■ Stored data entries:
+--
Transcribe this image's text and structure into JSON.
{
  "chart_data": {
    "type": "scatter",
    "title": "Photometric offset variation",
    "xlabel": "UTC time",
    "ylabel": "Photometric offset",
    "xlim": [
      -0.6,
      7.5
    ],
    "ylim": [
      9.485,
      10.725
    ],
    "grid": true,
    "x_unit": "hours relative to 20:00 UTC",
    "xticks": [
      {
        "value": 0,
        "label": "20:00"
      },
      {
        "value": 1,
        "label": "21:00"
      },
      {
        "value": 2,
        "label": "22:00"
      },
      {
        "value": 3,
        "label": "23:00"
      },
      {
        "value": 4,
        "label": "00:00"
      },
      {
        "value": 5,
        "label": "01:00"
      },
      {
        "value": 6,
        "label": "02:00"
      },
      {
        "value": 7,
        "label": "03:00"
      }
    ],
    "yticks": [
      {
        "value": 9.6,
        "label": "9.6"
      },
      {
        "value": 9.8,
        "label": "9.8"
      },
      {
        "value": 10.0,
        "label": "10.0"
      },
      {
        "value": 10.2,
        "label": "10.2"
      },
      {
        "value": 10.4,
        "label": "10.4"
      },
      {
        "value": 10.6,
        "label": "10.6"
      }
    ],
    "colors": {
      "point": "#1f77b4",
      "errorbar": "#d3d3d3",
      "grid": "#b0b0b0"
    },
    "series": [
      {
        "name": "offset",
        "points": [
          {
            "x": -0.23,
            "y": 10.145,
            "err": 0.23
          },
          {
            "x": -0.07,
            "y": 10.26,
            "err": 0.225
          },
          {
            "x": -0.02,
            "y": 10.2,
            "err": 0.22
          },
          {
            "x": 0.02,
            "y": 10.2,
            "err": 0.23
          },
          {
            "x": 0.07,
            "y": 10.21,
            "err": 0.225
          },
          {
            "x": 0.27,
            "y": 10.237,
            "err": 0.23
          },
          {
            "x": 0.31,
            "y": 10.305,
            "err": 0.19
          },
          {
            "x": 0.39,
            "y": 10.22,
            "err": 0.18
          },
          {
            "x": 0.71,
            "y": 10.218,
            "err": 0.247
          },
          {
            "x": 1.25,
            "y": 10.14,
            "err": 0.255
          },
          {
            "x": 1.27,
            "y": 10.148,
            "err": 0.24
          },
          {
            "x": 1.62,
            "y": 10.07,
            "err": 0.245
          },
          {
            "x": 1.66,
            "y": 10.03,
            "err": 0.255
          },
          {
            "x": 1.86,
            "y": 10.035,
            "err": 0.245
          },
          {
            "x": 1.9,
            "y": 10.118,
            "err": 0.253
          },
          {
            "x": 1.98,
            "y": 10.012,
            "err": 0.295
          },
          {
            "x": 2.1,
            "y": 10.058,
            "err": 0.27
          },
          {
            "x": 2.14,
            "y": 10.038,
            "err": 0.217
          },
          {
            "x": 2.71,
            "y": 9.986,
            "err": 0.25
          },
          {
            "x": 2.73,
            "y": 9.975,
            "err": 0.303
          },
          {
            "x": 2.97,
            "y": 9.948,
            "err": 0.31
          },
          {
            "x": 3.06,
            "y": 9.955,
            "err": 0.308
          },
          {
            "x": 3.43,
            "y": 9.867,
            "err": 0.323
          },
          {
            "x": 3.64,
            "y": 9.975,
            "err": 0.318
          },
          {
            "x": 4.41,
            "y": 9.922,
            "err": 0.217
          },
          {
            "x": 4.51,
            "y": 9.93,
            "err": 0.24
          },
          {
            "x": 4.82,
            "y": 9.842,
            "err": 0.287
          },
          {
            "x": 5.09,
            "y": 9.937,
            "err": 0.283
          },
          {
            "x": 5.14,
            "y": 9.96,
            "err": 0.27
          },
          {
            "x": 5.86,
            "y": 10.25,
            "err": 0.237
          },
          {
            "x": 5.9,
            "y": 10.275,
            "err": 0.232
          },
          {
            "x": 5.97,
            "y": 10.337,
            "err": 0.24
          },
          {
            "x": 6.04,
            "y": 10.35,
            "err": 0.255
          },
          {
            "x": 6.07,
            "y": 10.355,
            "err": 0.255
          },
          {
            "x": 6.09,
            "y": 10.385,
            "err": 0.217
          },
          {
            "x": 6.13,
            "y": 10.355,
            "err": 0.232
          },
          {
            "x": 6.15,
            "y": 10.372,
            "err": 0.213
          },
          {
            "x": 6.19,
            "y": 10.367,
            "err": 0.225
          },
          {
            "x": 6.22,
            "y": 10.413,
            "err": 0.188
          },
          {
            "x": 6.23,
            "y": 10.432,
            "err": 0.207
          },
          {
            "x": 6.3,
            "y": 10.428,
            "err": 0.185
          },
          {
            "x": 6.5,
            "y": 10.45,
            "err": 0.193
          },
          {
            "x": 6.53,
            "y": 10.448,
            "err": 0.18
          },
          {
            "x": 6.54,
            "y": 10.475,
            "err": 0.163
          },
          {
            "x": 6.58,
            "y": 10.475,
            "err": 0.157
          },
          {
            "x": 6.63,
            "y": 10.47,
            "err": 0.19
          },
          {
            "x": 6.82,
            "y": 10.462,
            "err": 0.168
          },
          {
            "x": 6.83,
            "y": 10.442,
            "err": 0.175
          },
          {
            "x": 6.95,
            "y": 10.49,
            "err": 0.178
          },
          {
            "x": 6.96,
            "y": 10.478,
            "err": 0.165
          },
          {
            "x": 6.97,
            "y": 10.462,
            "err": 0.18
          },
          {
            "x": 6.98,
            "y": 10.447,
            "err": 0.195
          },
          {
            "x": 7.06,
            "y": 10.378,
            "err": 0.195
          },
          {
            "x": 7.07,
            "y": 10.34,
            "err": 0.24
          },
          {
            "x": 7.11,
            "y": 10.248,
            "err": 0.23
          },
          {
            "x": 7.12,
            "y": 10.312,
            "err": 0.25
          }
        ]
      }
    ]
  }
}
+--
■ EXERCISE TASK:
All of the entries must be quoted exactly; please include each one.

■ ANSWER FOR THE TASK:
Transcribe this image's text and structure into JSON.
{
  "chart_data": {
    "type": "scatter",
    "title": "Photometric offset variation",
    "xlabel": "UTC time",
    "ylabel": "Photometric offset",
    "xlim": [
      -0.6,
      7.5
    ],
    "ylim": [
      9.485,
      10.725
    ],
    "grid": true,
    "x_unit": "hours relative to 20:00 UTC",
    "xticks": [
      {
        "value": 0,
        "label": "20:00"
      },
      {
        "value": 1,
        "label": "21:00"
      },
      {
        "value": 2,
        "label": "22:00"
      },
      {
        "value": 3,
        "label": "23:00"
      },
      {
        "value": 4,
        "label": "00:00"
      },
      {
        "value": 5,
        "label": "01:00"
      },
      {
        "value": 6,
        "label": "02:00"
      },
      {
        "value": 7,
        "label": "03:00"
      }
    ],
    "yticks": [
      {
        "value": 9.6,
        "label": "9.6"
      },
      {
        "value": 9.8,
        "label": "9.8"
      },
      {
        "value": 10.0,
        "label": "10.0"
      },
      {
        "value": 10.2,
        "label": "10.2"
      },
      {
        "value": 10.4,
        "label": "10.4"
      },
      {
        "value": 10.6,
        "label": "10.6"
      }
    ],
    "colors": {
      "point": "#1f77b4",
      "errorbar": "#d3d3d3",
      "grid": "#b0b0b0"
    },
    "series": [
      {
        "name": "offset",
        "points": [
          {
            "x": -0.23,
            "y": 10.145,
            "err": 0.23
          },
          {
            "x": -0.07,
            "y": 10.26,
            "err": 0.225
          },
          {
            "x": -0.02,
            "y": 10.2,
            "err": 0.22
          },
          {
            "x": 0.02,
            "y": 10.2,
            "err": 0.23
          },
          {
            "x": 0.07,
            "y": 10.21,
            "err": 0.225
          },
          {
            "x": 0.27,
            "y": 10.237,
            "err": 0.23
          },
          {
            "x": 0.31,
            "y": 10.305,
            "err": 0.19
          },
          {
            "x": 0.39,
            "y": 10.22,
            "err": 0.18
          },
          {
            "x": 0.71,
            "y": 10.218,
            "err": 0.247
          },
          {
            "x": 1.25,
            "y": 10.14,
            "err": 0.255
          },
          {
            "x": 1.27,
            "y": 10.148,
            "err": 0.24
          },
          {
            "x": 1.62,
            "y": 10.07,
            "err": 0.245
          },
          {
            "x": 1.66,
            "y": 10.03,
            "err": 0.255
          },
          {
            "x": 1.86,
            "y": 10.035,
            "err": 0.245
          },
          {
            "x": 1.9,
            "y": 10.118,
            "err": 0.253
          },
          {
            "x": 1.98,
            "y": 10.012,
            "err": 0.295
          },
          {
            "x": 2.1,
            "y": 10.058,
            "err": 0.27
          },
          {
            "x": 2.14,
            "y": 10.038,
            "err": 0.217
          },
          {
            "x": 2.71,
            "y": 9.986,
            "err": 0.25
          },
          {
            "x": 2.73,
            "y": 9.975,
            "err": 0.303
          },
          {
            "x": 2.97,
            "y": 9.948,
            "err": 0.31
          },
          {
            "x": 3.06,
            "y": 9.955,
            "err": 0.308
          },
          {
            "x": 3.43,
            "y": 9.867,
            "err": 0.323
          },
          {
            "x": 3.64,
            "y": 9.975,
            "err": 0.318
          },
          {
            "x": 4.41,
            "y": 9.922,
            "err": 0.217
          },
          {
            "x": 4.51,
            "y": 9.93,
            "err": 0.24
          },
          {
            "x": 4.82,
            "y": 9.842,
            "err": 0.287
          },
          {
            "x": 5.09,
            "y": 9.937,
            "err": 0.283
          },
          {
            "x": 5.14,
            "y": 9.96,
            "err": 0.27
          },
          {
            "x": 5.86,
            "y": 10.25,
            "err": 0.237
          },
          {
            "x": 5.9,
            "y": 10.275,
            "err": 0.232
          },
          {
            "x": 5.97,
            "y": 10.337,
            "err": 0.24
          },
          {
            "x": 6.04,
            "y": 10.35,
            "err": 0.255
          },
          {
            "x": 6.07,
            "y": 10.355,
            "err": 0.255
          },
          {
            "x": 6.09,
            "y": 10.385,
            "err": 0.217
          },
          {
            "x": 6.13,
            "y": 10.355,
            "err": 0.232
          },
          {
            "x": 6.15,
            "y": 10.372,
            "err": 0.213
          },
          {
            "x": 6.19,
            "y": 10.367,
            "err": 0.225
          },
          {
            "x": 6.22,
            "y": 10.413,
            "err": 0.188
          },
          {
            "x": 6.23,
            "y": 10.432,
            "err": 0.207
          },
          {
            "x": 6.3,
            "y": 10.428,
            "err": 0.185
          },
          {
            "x": 6.5,
            "y": 10.45,
            "err": 0.193
          },
          {
            "x": 6.53,
            "y": 10.448,
            "err": 0.18
          },
          {
            "x": 6.54,
            "y": 10.475,
            "err": 0.163
          },
          {
            "x": 6.58,
            "y": 10.475,
            "err": 0.157
          },
          {
            "x": 6.63,
            "y": 10.47,
            "err": 0.19
          },
          {
            "x": 6.82,
            "y": 10.462,
            "err": 0.168
          },
          {
            "x": 6.83,
            "y": 10.442,
            "err": 0.175
          },
          {
            "x": 6.95,
            "y": 10.49,
            "err": 0.178
          },
          {
            "x": 6.96,
            "y": 10.478,
            "err": 0.165
          },
          {
            "x": 6.97,
            "y": 10.462,
            "err": 0.18
          },
          {
            "x": 6.98,
            "y": 10.447,
            "err": 0.195
          },
          {
            "x": 7.06,
            "y": 10.378,
            "err": 0.195
          },
          {
            "x": 7.07,
            "y": 10.34,
            "err": 0.24
          },
          {
            "x": 7.11,
            "y": 10.248,
            "err": 0.23
          },
          {
            "x": 7.12,
            "y": 10.312,
            "err": 0.25
          }
        ]
      }
    ]
  }
}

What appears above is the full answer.